• Data supplied:

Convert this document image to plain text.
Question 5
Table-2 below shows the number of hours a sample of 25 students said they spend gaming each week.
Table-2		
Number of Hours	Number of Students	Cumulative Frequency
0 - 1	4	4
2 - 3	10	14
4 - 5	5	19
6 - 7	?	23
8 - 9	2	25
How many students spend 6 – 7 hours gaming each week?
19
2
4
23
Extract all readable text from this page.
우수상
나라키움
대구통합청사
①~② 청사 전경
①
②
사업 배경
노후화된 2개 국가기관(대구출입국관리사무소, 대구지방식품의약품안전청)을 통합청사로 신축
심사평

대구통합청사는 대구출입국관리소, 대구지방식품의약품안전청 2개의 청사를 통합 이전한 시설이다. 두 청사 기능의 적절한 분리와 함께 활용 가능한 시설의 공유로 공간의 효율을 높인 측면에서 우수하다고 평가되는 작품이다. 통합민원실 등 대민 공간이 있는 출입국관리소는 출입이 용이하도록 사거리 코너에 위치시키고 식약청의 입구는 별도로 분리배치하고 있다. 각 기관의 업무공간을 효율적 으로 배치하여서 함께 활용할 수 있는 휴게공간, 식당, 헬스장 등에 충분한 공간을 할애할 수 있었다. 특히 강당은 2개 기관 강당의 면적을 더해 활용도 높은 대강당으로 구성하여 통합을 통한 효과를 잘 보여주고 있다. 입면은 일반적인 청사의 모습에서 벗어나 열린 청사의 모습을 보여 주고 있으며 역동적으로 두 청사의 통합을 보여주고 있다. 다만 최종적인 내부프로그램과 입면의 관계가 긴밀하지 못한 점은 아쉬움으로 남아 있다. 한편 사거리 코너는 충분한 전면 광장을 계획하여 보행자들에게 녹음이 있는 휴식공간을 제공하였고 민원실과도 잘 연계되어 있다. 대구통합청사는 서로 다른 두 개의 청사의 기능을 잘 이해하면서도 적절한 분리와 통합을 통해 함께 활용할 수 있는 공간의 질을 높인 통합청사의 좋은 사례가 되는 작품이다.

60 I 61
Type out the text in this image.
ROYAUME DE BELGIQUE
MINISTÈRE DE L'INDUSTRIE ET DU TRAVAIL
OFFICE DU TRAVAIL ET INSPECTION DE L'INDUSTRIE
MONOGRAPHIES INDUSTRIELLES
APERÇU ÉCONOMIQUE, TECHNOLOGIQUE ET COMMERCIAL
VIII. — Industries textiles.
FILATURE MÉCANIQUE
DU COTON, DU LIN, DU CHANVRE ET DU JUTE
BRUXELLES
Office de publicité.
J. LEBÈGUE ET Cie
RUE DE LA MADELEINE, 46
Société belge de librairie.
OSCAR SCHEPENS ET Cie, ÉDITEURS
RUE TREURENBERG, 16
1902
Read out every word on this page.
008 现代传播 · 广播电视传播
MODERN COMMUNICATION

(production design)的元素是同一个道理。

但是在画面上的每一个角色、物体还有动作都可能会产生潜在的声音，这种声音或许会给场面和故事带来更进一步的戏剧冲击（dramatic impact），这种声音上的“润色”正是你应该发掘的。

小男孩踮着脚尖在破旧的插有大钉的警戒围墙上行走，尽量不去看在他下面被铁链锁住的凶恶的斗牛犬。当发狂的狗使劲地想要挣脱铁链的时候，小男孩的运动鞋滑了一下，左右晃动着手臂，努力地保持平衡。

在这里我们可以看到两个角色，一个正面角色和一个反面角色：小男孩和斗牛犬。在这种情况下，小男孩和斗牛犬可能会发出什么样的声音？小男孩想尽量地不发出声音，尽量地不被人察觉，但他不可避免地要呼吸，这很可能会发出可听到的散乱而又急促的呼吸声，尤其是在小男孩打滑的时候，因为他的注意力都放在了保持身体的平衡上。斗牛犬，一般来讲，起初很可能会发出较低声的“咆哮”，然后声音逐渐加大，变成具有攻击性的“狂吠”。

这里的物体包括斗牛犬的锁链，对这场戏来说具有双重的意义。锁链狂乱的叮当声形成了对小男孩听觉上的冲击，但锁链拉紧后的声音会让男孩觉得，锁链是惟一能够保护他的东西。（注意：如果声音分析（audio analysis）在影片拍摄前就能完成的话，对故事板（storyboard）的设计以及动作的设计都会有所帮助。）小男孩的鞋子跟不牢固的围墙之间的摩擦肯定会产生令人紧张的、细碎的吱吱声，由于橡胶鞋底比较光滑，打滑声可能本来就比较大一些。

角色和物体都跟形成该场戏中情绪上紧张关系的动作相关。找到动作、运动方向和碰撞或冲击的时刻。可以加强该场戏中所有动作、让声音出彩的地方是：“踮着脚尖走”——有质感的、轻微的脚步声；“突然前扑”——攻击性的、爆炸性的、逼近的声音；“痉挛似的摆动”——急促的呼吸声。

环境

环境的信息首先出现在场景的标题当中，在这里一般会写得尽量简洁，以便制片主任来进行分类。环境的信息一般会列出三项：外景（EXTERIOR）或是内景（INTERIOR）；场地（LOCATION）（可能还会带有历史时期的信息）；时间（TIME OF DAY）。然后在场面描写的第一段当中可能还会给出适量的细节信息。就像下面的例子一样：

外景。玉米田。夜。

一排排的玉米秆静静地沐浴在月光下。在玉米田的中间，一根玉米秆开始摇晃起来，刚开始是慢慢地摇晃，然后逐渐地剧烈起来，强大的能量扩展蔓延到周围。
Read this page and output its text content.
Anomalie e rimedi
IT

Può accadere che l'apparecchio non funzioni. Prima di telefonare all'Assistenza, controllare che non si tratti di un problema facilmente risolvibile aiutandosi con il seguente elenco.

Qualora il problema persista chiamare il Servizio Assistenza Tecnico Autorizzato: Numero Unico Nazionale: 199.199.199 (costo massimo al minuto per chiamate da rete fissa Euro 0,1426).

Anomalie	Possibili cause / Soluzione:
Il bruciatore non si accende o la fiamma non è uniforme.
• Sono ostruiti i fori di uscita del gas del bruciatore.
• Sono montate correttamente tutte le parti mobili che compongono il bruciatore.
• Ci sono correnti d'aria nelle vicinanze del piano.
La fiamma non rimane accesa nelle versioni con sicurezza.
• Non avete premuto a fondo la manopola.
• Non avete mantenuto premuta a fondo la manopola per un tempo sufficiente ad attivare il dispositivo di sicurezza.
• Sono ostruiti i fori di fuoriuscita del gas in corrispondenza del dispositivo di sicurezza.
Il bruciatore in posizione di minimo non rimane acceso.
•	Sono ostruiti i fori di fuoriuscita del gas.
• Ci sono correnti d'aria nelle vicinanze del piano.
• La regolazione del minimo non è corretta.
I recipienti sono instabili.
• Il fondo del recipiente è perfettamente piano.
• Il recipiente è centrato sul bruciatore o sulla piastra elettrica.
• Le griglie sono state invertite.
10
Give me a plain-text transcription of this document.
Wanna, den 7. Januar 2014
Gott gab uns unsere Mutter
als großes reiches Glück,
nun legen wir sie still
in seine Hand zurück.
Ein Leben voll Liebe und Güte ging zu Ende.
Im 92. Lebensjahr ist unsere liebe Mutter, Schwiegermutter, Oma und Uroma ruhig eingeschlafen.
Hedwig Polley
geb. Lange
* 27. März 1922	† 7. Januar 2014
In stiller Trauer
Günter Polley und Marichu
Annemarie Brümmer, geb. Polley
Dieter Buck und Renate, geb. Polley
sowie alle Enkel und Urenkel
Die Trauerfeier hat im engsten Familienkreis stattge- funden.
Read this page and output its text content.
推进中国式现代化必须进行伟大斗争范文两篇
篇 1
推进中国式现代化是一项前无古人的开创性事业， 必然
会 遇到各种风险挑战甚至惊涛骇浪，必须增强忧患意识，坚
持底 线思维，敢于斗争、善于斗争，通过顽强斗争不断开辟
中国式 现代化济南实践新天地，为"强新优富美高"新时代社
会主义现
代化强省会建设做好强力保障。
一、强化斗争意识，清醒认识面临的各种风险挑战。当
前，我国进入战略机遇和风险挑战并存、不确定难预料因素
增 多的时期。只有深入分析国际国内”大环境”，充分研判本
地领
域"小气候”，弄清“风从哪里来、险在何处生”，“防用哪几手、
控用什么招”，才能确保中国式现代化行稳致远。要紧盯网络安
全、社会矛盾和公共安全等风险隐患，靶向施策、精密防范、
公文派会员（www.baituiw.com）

• Aim: Write out once more the lines above beginning at the line with "Give me a plain-text"; continue through the final line and stop there.

• Result for this task:
Give me a plain-text transcription of this document.
Wanna, den 7. Januar 2014
Gott gab uns unsere Mutter
als großes reiches Glück,
nun legen wir sie still
in seine Hand zurück.
Ein Leben voll Liebe und Güte ging zu Ende.
Im 92. Lebensjahr ist unsere liebe Mutter, Schwiegermutter, Oma und Uroma ruhig eingeschlafen.
Hedwig Polley
geb. Lange
* 27. März 1922	† 7. Januar 2014
In stiller Trauer
Günter Polley und Marichu
Annemarie Brümmer, geb. Polley
Dieter Buck und Renate, geb. Polley
sowie alle Enkel und Urenkel
Die Trauerfeier hat im engsten Familienkreis stattge- funden.
Read this page and output its text content.
推进中国式现代化必须进行伟大斗争范文两篇
篇 1
推进中国式现代化是一项前无古人的开创性事业， 必然
会 遇到各种风险挑战甚至惊涛骇浪，必须增强忧患意识，坚
持底 线思维，敢于斗争、善于斗争，通过顽强斗争不断开辟
中国式 现代化济南实践新天地，为"强新优富美高"新时代社
会主义现
代化强省会建设做好强力保障。
一、强化斗争意识，清醒认识面临的各种风险挑战。当
前，我国进入战略机遇和风险挑战并存、不确定难预料因素
增 多的时期。只有深入分析国际国内”大环境”，充分研判本
地领
域"小气候”，弄清“风从哪里来、险在何处生”，“防用哪几手、
控用什么招”，才能确保中国式现代化行稳致远。要紧盯网络安
全、社会矛盾和公共安全等风险隐患，靶向施策、精密防范、
公文派会员（www.baituiw.com）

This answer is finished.